Rows -
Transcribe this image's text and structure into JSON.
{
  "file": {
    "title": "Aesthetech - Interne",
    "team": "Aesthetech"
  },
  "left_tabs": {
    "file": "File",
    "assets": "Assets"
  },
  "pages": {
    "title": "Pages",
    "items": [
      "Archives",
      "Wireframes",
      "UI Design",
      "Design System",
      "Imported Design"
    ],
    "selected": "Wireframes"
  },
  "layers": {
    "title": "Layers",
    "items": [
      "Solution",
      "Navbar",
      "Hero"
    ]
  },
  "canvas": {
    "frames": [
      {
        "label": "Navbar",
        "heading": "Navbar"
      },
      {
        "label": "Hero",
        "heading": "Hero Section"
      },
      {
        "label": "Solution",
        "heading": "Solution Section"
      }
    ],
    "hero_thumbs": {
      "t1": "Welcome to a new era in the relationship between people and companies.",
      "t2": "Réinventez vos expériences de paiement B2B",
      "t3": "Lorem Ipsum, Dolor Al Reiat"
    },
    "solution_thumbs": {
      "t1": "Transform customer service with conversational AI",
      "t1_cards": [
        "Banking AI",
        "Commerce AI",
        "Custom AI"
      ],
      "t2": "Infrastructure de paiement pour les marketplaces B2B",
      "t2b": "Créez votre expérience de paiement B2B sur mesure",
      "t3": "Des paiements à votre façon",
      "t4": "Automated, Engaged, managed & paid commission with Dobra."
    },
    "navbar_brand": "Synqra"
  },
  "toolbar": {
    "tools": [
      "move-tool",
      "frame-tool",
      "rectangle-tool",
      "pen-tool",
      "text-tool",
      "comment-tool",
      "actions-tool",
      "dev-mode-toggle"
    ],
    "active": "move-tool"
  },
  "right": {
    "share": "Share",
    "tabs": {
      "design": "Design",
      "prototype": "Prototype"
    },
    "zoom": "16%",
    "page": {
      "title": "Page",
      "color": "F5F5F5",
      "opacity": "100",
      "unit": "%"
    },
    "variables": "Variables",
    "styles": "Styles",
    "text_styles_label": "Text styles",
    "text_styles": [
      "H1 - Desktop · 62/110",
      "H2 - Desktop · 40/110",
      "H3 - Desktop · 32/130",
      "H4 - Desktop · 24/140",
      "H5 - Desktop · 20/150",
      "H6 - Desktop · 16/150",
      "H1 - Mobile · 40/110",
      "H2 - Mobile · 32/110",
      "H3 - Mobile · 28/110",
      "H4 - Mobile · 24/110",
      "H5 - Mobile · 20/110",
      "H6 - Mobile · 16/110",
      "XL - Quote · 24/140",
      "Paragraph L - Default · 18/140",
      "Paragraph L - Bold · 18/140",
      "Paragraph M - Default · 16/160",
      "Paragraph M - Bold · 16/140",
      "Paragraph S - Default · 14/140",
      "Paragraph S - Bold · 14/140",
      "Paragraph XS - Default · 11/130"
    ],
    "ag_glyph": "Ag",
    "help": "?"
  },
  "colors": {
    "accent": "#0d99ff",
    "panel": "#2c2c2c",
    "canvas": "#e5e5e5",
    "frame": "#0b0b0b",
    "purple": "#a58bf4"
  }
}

What to work on - Look above for every line with the word "Aesthetech" and copy it.

Written answer -
    "title": "Aesthetech - Interne",
    "team": "Aesthetech"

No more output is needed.